* **What this task involves**: Copy every line of the items below verbatim, without changing a single character.

* **Element placement data**:
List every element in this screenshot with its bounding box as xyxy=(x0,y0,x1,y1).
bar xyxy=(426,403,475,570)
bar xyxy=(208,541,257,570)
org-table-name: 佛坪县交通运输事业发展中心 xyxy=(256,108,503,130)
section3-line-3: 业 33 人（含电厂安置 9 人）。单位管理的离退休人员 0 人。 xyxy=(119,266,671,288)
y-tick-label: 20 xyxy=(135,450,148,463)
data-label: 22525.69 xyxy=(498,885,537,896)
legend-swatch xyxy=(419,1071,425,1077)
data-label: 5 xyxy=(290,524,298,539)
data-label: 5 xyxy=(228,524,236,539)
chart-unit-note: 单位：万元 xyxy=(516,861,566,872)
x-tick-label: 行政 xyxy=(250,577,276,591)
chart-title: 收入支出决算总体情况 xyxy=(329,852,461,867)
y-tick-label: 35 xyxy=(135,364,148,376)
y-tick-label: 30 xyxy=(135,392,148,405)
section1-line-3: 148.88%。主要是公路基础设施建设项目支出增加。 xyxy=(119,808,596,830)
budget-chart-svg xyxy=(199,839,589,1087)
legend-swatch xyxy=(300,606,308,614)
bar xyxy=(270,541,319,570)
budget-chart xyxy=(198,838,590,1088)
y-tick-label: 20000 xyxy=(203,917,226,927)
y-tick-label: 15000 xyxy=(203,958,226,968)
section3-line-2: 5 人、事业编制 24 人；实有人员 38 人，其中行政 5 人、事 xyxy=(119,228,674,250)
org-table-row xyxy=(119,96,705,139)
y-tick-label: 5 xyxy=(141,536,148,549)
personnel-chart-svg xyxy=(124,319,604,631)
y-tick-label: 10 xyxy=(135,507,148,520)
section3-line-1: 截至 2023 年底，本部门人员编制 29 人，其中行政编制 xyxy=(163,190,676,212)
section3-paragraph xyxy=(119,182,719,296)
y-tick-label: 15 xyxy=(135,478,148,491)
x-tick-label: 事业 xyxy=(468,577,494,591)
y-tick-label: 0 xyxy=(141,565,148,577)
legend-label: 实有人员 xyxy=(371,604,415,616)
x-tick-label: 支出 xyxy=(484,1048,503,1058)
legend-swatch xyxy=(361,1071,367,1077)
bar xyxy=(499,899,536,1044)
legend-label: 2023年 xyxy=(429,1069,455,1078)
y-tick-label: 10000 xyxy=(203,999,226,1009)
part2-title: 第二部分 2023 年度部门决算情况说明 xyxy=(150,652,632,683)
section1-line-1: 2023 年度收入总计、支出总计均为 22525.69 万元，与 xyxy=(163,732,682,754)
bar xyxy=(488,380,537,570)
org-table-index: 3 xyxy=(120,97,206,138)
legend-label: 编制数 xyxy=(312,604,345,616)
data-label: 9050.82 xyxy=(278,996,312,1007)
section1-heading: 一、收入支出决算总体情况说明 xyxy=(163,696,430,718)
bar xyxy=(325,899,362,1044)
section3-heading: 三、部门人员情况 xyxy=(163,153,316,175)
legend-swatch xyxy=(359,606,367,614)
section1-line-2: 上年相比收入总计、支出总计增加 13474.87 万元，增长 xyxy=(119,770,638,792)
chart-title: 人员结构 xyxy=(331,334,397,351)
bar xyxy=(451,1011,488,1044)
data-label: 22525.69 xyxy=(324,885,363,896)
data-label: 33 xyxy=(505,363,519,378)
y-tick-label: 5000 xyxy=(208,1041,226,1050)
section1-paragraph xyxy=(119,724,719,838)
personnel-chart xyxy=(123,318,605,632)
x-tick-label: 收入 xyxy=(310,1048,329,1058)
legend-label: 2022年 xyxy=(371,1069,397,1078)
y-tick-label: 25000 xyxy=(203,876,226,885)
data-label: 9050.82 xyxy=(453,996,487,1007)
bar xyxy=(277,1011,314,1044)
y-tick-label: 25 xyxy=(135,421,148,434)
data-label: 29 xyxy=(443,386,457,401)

* **Written answer**:
List every element in this screenshot with its bounding box as xyxy=(x0,y0,x1,y1).
bar xyxy=(426,403,475,570)
bar xyxy=(208,541,257,570)
org-table-name: 佛坪县交通运输事业发展中心 xyxy=(256,108,503,130)
section3-line-3: 业 33 人（含电厂安置 9 人）。单位管理的离退休人员 0 人。 xyxy=(119,266,671,288)
y-tick-label: 20 xyxy=(135,450,148,463)
data-label: 22525.69 xyxy=(498,885,537,896)
legend-swatch xyxy=(419,1071,425,1077)
data-label: 5 xyxy=(290,524,298,539)
data-label: 5 xyxy=(228,524,236,539)
chart-unit-note: 单位：万元 xyxy=(516,861,566,872)
x-tick-label: 行政 xyxy=(250,577,276,591)
chart-title: 收入支出决算总体情况 xyxy=(329,852,461,867)
y-tick-label: 35 xyxy=(135,364,148,376)
y-tick-label: 30 xyxy=(135,392,148,405)
section1-line-3: 148.88%。主要是公路基础设施建设项目支出增加。 xyxy=(119,808,596,830)
budget-chart-svg xyxy=(199,839,589,1087)
legend-swatch xyxy=(300,606,308,614)
bar xyxy=(270,541,319,570)
budget-chart xyxy=(198,838,590,1088)
y-tick-label: 20000 xyxy=(203,917,226,927)
y-tick-label: 15000 xyxy=(203,958,226,968)
section3-line-2: 5 人、事业编制 24 人；实有人员 38 人，其中行政 5 人、事 xyxy=(119,228,674,250)
org-table-row xyxy=(119,96,705,139)
y-tick-label: 5 xyxy=(141,536,148,549)
personnel-chart-svg xyxy=(124,319,604,631)
y-tick-label: 10 xyxy=(135,507,148,520)
section3-line-1: 截至 2023 年底，本部门人员编制 29 人，其中行政编制 xyxy=(163,190,676,212)
section3-paragraph xyxy=(119,182,719,296)
y-tick-label: 15 xyxy=(135,478,148,491)
x-tick-label: 事业 xyxy=(468,577,494,591)
y-tick-label: 0 xyxy=(141,565,148,577)
legend-label: 实有人员 xyxy=(371,604,415,616)
x-tick-label: 支出 xyxy=(484,1048,503,1058)
legend-swatch xyxy=(361,1071,367,1077)
bar xyxy=(499,899,536,1044)
legend-label: 2023年 xyxy=(429,1069,455,1078)
y-tick-label: 10000 xyxy=(203,999,226,1009)
part2-title: 第二部分 2023 年度部门决算情况说明 xyxy=(150,652,632,683)
section1-line-1: 2023 年度收入总计、支出总计均为 22525.69 万元，与 xyxy=(163,732,682,754)
bar xyxy=(488,380,537,570)
org-table-index: 3 xyxy=(120,97,206,138)
legend-label: 编制数 xyxy=(312,604,345,616)
data-label: 9050.82 xyxy=(278,996,312,1007)
section1-heading: 一、收入支出决算总体情况说明 xyxy=(163,696,430,718)
bar xyxy=(325,899,362,1044)
section3-heading: 三、部门人员情况 xyxy=(163,153,316,175)
legend-swatch xyxy=(359,606,367,614)
section1-line-2: 上年相比收入总计、支出总计增加 13474.87 万元，增长 xyxy=(119,770,638,792)
chart-title: 人员结构 xyxy=(331,334,397,351)
bar xyxy=(451,1011,488,1044)
data-label: 22525.69 xyxy=(324,885,363,896)
data-label: 33 xyxy=(505,363,519,378)
y-tick-label: 5000 xyxy=(208,1041,226,1050)
section1-paragraph xyxy=(119,724,719,838)
personnel-chart xyxy=(123,318,605,632)
x-tick-label: 收入 xyxy=(310,1048,329,1058)
legend-label: 2022年 xyxy=(371,1069,397,1078)
y-tick-label: 25000 xyxy=(203,876,226,885)
data-label: 9050.82 xyxy=(453,996,487,1007)
bar xyxy=(277,1011,314,1044)
y-tick-label: 25 xyxy=(135,421,148,434)
data-label: 29 xyxy=(443,386,457,401)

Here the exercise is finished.